PROBLEM STATEMENT: Tally up the lines below that include the word "необходимыми". Answer with the number alone.

[Begin RECORDS SHOWN]

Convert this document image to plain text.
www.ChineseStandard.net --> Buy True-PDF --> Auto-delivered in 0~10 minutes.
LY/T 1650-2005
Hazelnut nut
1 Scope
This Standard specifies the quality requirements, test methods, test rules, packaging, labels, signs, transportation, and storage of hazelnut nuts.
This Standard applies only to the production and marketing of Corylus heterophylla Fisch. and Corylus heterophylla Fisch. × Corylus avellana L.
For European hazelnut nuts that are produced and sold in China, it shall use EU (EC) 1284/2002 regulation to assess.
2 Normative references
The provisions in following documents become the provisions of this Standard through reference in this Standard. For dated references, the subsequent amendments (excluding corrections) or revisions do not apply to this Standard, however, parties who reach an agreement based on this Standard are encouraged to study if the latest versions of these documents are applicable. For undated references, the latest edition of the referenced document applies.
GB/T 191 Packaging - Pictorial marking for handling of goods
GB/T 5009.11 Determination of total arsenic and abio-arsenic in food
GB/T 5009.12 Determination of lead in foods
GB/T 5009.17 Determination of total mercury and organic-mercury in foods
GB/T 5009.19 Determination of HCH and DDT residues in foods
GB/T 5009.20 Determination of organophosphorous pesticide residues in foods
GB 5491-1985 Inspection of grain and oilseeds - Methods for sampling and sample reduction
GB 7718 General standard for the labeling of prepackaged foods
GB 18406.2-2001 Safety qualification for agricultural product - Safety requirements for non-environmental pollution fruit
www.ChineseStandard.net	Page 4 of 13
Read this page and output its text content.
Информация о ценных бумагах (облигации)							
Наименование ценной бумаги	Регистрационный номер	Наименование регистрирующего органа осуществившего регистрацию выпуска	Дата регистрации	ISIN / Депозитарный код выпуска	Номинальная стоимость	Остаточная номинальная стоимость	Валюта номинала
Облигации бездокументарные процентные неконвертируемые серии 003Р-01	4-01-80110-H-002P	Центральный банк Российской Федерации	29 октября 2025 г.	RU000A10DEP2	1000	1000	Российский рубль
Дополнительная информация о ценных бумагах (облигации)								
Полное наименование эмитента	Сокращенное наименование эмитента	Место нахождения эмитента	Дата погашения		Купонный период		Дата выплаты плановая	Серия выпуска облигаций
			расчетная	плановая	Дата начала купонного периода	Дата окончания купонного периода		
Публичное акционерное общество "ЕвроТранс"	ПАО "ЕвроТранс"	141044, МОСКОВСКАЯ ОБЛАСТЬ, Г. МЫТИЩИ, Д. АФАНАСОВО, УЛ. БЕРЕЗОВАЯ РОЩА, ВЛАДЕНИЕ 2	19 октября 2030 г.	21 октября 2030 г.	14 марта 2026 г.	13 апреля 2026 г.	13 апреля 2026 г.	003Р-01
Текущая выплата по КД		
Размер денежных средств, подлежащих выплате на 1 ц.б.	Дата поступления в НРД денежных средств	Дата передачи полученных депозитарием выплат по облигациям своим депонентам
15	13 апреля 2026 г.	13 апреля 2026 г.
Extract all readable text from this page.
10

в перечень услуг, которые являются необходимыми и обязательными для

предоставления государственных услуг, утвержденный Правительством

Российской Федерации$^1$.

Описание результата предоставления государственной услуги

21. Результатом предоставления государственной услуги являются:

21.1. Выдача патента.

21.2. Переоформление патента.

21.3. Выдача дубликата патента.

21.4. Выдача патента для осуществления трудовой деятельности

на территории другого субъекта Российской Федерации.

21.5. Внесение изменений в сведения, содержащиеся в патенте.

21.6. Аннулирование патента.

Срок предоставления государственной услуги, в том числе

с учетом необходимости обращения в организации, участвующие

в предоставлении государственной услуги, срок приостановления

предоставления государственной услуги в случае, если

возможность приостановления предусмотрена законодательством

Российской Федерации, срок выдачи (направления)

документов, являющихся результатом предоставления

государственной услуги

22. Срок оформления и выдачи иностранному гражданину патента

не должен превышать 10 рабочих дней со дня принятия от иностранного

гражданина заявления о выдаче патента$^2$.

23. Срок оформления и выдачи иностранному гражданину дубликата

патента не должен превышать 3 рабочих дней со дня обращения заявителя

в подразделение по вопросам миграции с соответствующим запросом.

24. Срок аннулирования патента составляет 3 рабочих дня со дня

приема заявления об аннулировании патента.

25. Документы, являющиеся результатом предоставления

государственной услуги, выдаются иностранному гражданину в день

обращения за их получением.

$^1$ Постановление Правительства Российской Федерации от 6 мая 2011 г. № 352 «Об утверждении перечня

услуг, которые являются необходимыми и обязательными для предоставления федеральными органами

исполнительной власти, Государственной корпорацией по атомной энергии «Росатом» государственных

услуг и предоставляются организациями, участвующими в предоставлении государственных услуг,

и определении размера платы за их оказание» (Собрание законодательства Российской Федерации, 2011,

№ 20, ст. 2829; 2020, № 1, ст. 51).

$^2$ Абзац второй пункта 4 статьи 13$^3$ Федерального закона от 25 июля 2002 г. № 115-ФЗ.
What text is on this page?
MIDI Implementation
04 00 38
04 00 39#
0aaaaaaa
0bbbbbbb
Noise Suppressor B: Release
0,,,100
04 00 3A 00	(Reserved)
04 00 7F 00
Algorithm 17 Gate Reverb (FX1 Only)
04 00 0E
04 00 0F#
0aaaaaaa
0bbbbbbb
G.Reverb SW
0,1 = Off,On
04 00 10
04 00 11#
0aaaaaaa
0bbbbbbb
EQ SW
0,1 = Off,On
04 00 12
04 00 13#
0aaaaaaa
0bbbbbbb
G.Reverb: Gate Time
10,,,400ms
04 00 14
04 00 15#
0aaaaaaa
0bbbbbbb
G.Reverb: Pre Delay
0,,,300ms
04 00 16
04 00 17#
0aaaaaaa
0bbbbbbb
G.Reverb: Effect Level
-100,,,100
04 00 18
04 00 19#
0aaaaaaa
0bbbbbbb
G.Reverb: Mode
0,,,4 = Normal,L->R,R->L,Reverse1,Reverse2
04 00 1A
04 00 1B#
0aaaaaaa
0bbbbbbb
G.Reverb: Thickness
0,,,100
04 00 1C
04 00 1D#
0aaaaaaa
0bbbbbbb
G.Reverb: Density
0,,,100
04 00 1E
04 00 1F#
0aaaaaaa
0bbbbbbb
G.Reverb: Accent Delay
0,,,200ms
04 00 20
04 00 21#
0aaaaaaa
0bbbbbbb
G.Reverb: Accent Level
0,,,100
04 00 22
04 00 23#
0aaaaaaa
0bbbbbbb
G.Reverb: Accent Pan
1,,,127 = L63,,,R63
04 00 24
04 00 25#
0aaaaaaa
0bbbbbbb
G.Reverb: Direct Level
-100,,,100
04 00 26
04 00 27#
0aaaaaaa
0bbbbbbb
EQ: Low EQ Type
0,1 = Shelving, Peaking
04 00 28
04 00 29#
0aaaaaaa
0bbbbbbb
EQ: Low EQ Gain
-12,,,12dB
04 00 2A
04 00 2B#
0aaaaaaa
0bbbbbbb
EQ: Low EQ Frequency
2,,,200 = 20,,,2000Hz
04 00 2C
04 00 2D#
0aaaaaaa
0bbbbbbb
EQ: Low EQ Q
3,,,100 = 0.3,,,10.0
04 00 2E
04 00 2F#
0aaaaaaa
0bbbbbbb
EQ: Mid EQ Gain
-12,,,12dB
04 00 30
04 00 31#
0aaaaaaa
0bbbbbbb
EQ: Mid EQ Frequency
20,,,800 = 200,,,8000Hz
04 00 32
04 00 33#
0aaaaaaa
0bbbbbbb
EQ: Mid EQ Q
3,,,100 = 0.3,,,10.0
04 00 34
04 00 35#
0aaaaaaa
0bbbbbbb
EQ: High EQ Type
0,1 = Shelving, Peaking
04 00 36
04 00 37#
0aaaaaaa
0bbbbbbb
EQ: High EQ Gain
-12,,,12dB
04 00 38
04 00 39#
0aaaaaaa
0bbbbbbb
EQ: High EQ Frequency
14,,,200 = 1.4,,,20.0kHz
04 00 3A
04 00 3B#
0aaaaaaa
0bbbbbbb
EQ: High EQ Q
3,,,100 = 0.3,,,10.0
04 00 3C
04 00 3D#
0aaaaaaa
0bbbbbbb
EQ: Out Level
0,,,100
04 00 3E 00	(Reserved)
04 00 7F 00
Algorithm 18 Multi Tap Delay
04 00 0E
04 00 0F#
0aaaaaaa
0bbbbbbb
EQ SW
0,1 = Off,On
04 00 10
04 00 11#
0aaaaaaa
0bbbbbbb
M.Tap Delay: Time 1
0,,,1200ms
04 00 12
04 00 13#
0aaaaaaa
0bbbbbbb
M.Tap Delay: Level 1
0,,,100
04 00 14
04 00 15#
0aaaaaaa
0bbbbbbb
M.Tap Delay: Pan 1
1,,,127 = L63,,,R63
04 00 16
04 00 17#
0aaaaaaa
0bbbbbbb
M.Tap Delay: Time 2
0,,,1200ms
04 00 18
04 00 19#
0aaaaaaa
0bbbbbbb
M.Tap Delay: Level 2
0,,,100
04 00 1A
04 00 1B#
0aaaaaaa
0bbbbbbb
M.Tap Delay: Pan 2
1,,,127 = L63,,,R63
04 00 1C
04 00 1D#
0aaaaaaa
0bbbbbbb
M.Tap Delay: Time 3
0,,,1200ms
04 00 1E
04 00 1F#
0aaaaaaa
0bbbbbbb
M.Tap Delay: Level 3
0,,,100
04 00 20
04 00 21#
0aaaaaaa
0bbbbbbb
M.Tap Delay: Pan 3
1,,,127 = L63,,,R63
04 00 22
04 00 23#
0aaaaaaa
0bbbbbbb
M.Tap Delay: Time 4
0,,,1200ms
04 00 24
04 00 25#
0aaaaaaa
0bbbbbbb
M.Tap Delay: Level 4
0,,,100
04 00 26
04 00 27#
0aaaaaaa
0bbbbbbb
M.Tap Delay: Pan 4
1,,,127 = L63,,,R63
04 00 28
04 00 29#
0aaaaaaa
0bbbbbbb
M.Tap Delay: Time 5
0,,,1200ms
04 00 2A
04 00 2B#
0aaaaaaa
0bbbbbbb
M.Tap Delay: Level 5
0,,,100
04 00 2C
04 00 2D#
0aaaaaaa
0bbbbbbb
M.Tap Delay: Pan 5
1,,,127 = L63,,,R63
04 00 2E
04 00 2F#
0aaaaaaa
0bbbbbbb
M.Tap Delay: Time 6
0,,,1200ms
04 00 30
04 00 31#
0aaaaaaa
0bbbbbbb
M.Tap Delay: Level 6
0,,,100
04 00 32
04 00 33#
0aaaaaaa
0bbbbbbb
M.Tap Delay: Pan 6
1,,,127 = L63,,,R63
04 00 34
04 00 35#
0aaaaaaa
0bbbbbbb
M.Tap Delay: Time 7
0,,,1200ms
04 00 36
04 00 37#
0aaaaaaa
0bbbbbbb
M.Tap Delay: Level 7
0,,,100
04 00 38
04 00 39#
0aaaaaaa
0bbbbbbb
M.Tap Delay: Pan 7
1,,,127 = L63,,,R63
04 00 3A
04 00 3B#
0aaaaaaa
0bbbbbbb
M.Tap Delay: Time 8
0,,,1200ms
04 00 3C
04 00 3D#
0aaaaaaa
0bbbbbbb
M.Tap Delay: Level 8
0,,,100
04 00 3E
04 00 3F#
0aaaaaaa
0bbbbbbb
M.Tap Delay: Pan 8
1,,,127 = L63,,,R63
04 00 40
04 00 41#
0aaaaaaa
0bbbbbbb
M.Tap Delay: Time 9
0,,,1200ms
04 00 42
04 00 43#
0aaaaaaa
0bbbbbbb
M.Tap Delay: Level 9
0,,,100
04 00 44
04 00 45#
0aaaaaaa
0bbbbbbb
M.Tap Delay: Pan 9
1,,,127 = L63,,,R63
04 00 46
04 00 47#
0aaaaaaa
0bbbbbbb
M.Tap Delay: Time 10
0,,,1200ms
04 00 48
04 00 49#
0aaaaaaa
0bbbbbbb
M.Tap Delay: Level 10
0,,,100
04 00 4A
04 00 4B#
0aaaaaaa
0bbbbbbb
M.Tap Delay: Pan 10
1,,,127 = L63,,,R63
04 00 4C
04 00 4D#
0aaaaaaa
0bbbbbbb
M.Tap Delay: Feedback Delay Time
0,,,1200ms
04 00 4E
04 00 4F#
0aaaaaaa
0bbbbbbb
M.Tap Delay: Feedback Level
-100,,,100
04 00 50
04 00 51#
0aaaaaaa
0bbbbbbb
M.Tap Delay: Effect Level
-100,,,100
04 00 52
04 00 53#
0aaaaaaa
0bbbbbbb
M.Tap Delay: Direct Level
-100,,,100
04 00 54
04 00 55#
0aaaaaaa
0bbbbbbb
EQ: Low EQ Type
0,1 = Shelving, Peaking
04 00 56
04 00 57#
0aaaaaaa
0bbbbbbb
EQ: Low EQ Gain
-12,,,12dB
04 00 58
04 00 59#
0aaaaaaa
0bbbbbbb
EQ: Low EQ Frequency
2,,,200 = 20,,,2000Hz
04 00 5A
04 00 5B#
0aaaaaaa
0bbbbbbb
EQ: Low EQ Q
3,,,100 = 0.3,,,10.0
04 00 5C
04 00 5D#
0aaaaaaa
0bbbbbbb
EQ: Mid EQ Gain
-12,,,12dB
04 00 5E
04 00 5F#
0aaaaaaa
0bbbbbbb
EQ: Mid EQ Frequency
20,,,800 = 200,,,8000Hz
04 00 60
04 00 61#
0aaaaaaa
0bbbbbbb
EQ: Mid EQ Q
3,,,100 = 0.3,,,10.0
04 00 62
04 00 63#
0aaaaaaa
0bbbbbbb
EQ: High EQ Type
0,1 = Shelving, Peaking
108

[End RECORDS SHOWN]

EXERCISE SOLUTION: 2